**REQUEST**
Word for word, print each line of the listing below; pictures stay out.

Saved data entries
__________

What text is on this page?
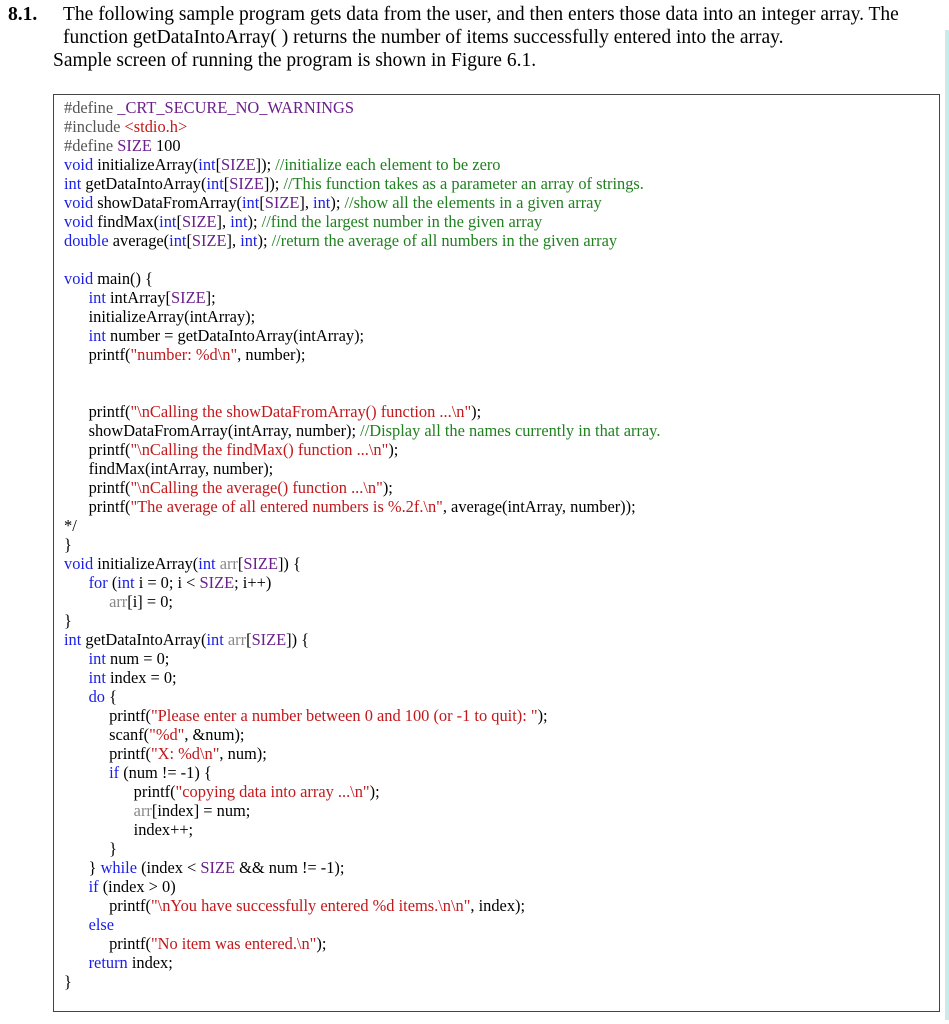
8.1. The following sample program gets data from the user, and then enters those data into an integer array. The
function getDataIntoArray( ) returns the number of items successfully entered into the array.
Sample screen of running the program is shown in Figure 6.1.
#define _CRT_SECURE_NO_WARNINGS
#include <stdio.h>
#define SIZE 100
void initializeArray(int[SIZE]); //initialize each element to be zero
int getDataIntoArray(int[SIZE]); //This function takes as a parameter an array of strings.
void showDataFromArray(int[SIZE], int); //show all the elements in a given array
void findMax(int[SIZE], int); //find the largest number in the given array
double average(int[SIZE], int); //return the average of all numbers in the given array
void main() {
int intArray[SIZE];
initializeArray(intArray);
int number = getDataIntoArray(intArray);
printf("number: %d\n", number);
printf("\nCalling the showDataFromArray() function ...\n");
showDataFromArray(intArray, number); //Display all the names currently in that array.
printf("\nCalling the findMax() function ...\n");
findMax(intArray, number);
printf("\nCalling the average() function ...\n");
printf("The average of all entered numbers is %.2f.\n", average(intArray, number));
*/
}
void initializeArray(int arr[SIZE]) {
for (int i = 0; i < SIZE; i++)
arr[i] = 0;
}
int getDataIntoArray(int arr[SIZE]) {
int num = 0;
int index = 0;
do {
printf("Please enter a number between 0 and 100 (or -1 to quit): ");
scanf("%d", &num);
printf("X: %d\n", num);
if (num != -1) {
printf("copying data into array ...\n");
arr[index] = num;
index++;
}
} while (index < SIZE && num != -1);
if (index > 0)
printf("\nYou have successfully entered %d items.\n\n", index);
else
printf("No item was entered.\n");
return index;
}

__________

**SOLUTION TO THE PROBLEM**
What text is on this page?
8.1. The following sample program gets data from the user, and then enters those data into an integer array. The
function getDataIntoArray( ) returns the number of items successfully entered into the array.
Sample screen of running the program is shown in Figure 6.1.
#define _CRT_SECURE_NO_WARNINGS
#include <stdio.h>
#define SIZE 100
void initializeArray(int[SIZE]); //initialize each element to be zero
int getDataIntoArray(int[SIZE]); //This function takes as a parameter an array of strings.
void showDataFromArray(int[SIZE], int); //show all the elements in a given array
void findMax(int[SIZE], int); //find the largest number in the given array
double average(int[SIZE], int); //return the average of all numbers in the given array
void main() {
int intArray[SIZE];
initializeArray(intArray);
int number = getDataIntoArray(intArray);
printf("number: %d\n", number);
printf("\nCalling the showDataFromArray() function ...\n");
showDataFromArray(intArray, number); //Display all the names currently in that array.
printf("\nCalling the findMax() function ...\n");
findMax(intArray, number);
printf("\nCalling the average() function ...\n");
printf("The average of all entered numbers is %.2f.\n", average(intArray, number));
*/
}
void initializeArray(int arr[SIZE]) {
for (int i = 0; i < SIZE; i++)
arr[i] = 0;
}
int getDataIntoArray(int arr[SIZE]) {
int num = 0;
int index = 0;
do {
printf("Please enter a number between 0 and 100 (or -1 to quit): ");
scanf("%d", &num);
printf("X: %d\n", num);
if (num != -1) {
printf("copying data into array ...\n");
arr[index] = num;
index++;
}
} while (index < SIZE && num != -1);
if (index > 0)
printf("\nYou have successfully entered %d items.\n\n", index);
else
printf("No item was entered.\n");
return index;
}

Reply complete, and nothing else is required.